>> START THE INPUT

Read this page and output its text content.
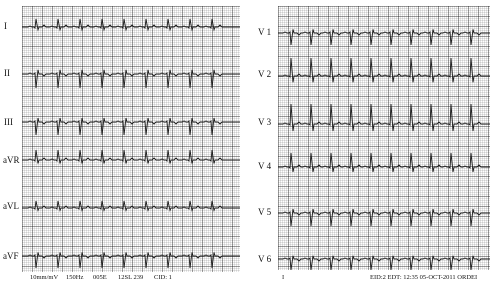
I
II
III
aVR
aVL
aVF
V 1
V 2
V 3
V 4
V 5
V 6
10mm/mV 150Hz 005E 12SL 239 CID: 1	I	EID:2 EDT: 12:35 05-OCT-2011 ORDEI
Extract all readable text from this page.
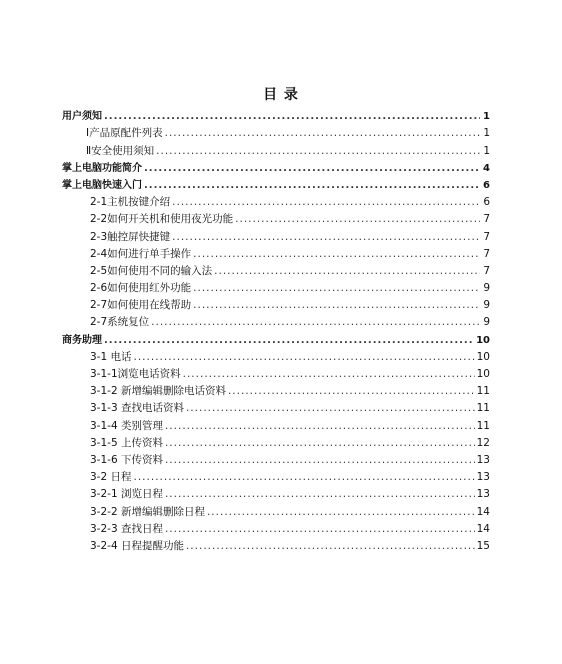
目 录
用户须知 .....	1
Ⅰ产品原配件列表 .....	1
Ⅱ安全使用须知 .....	1
掌上电脑功能简介 .....	4
掌上电脑快速入门 .....	6
2-1主机按键介绍 .....	6
2-2如何开关机和使用夜光功能 .....	7
2-3触控屏快捷键 .....	7
2-4如何进行单手操作 .....	7
2-5如何使用不同的输入法 .....	7
2-6如何使用红外功能 .....	9
2-7如何使用在线帮助 .....	9
2-7系统复位 .....	9
商务助理 .....	10
3-1 电话 .....	10
3-1-1浏览电话资料 .....	10
3-1-2 新增编辑删除电话资料 .....	11
3-1-3 查找电话资料 .....	11
3-1-4 类别管理 .....	11
3-1-5 上传资料 .....	12
3-1-6 下传资料 .....	13
3-2 日程 .....	13
3-2-1 浏览日程 .....	13
3-2-2 新增编辑删除日程 .....	14
3-2-3 查找日程 .....	14
3-2-4 日程提醒功能 .....	15
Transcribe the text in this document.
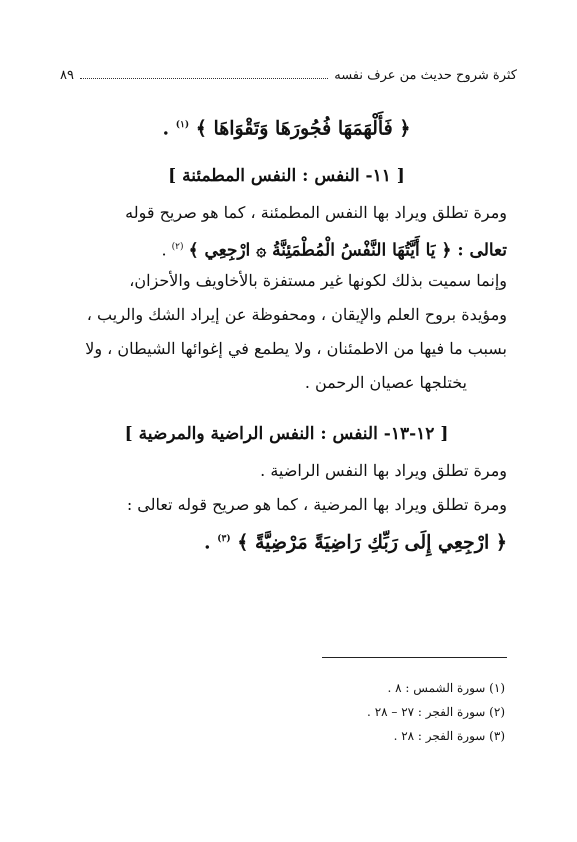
كثرة شروح حديث من عرف نفسه
٨٩
﴿ فَأَلْهَمَهَا فُجُورَهَا وَتَقْوَاهَا ﴾ $^{(١)}$ .
[ ١١- النفس : النفس المطمئنة ]
ومرة تطلق ويراد بها النفس المطمئنة ، كما هو صريح قوله
تعالى : ﴿ يَا أَيَّتُهَا النَّفْسُ الْمُطْمَئِنَّةُ ۞ ارْجِعِي ﴾ $^{(٢)}$ .
وإنما سميت بذلك لكونها غير مستفزة بالأخاويف والأحزان،
ومؤيدة بروح العلم والإيقان ، ومحفوظة عن إيراد الشك والريب ،
بسبب ما فيها من الاطمئنان ، ولا يطمع في إغوائها الشيطان ، ولا
يختلجها عصيان الرحمن .
[ ١٢-١٣- النفس : النفس الراضية والمرضية ]
ومرة تطلق ويراد بها النفس الراضية .
ومرة تطلق ويراد بها المرضية ، كما هو صريح قوله تعالى :
﴿ ارْجِعِي إِلَى رَبِّكِ رَاضِيَةً مَرْضِيَّةً ﴾ $^{(٣)}$ .
(١) سورة الشمس : ٨ .
(٢) سورة الفجر : ٢٧ – ٢٨ .
(٣) سورة الفجر : ٢٨ .
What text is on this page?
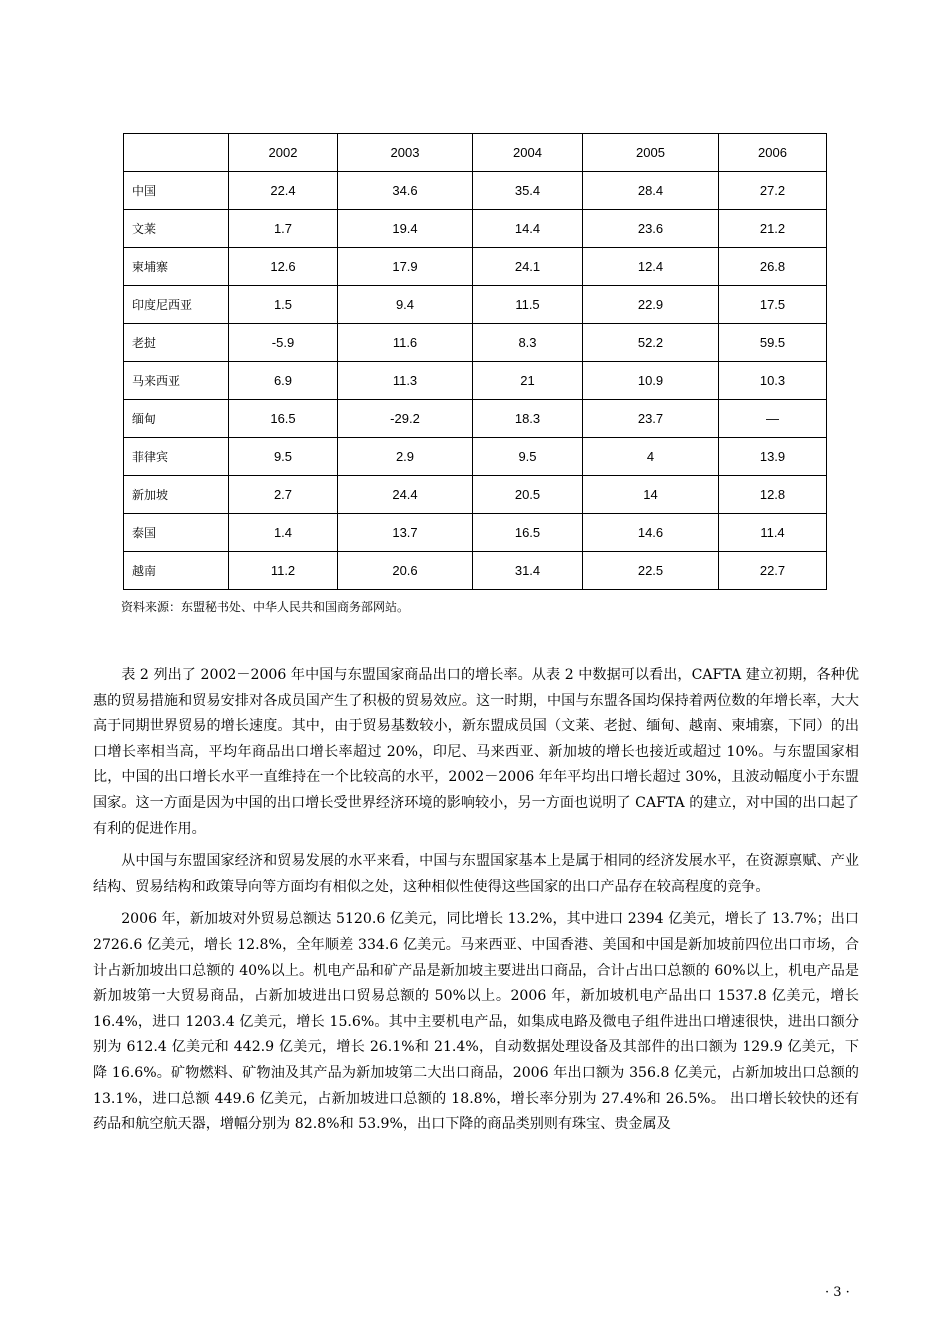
	2002	2003	2004	2005	2006
中国	22.4	34.6	35.4	28.4	27.2
文莱	1.7	19.4	14.4	23.6	21.2
柬埔寨	12.6	17.9	24.1	12.4	26.8
印度尼西亚	1.5	9.4	11.5	22.9	17.5
老挝	-5.9	11.6	8.3	52.2	59.5
马来西亚	6.9	11.3	21	10.9	10.3
缅甸	16.5	-29.2	18.3	23.7	—
菲律宾	9.5	2.9	9.5	4	13.9
新加坡	2.7	24.4	20.5	14	12.8
泰国	1.4	13.7	16.5	14.6	11.4
越南	11.2	20.6	31.4	22.5	22.7
资料来源：东盟秘书处、中华人民共和国商务部网站。

表 2 列出了 2002－2006 年中国与东盟国家商品出口的增长率。从表 2 中数据可以看出，CAFTA 建立初期，各种优惠的贸易措施和贸易安排对各成员国产生了积极的贸易效应。这一时期，中国与东盟各国均保持着两位数的年增长率，大大高于同期世界贸易的增长速度。其中，由于贸易基数较小，新东盟成员国（文莱、老挝、缅甸、越南、柬埔寨，下同）的出口增长率相当高，平均年商品出口增长率超过 20%，印尼、马来西亚、新加坡的增长也接近或超过 10%。与东盟国家相比，中国的出口增长水平一直维持在一个比较高的水平，2002－2006 年年平均出口增长超过 30%，且波动幅度小于东盟国家。这一方面是因为中国的出口增长受世界经济环境的影响较小，另一方面也说明了 CAFTA 的建立，对中国的出口起了有利的促进作用。

从中国与东盟国家经济和贸易发展的水平来看，中国与东盟国家基本上是属于相同的经济发展水平，在资源禀赋、产业结构、贸易结构和政策导向等方面均有相似之处，这种相似性使得这些国家的出口产品存在较高程度的竞争。

2006 年，新加坡对外贸易总额达 5120.6 亿美元，同比增长 13.2%，其中进口 2394 亿美元，增长了 13.7%；出口 2726.6 亿美元，增长 12.8%，全年顺差 334.6 亿美元。马来西亚、中国香港、美国和中国是新加坡前四位出口市场，合计占新加坡出口总额的 40%以上。机电产品和矿产品是新加坡主要进出口商品，合计占出口总额的 60%以上，机电产品是新加坡第一大贸易商品，占新加坡进出口贸易总额的 50%以上。2006 年，新加坡机电产品出口 1537.8 亿美元，增长 16.4%，进口 1203.4 亿美元，增长 15.6%。其中主要机电产品，如集成电路及微电子组件进出口增速很快，进出口额分别为 612.4 亿美元和 442.9 亿美元，增长 26.1%和 21.4%，自动数据处理设备及其部件的出口额为 129.9 亿美元，下降 16.6%。矿物燃料、矿物油及其产品为新加坡第二大出口商品，2006 年出口额为 356.8 亿美元，占新加坡出口总额的 13.1%，进口总额 449.6 亿美元，占新加坡进口总额的 18.8%，增长率分别为 27.4%和 26.5%。 出口增长较快的还有药品和航空航天器，增幅分别为 82.8%和 53.9%，出口下降的商品类别则有珠宝、贵金属及

· 3 ·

>> END THE INPUT

> _STATED TASK_
Each line above that includes "ومرة" should be shown.

> _REPLY_
ومرة تطلق ويراد بها النفس المطمئنة ، كما هو صريح قوله
ومرة تطلق ويراد بها النفس الراضية .
ومرة تطلق ويراد بها المرضية ، كما هو صريح قوله تعالى :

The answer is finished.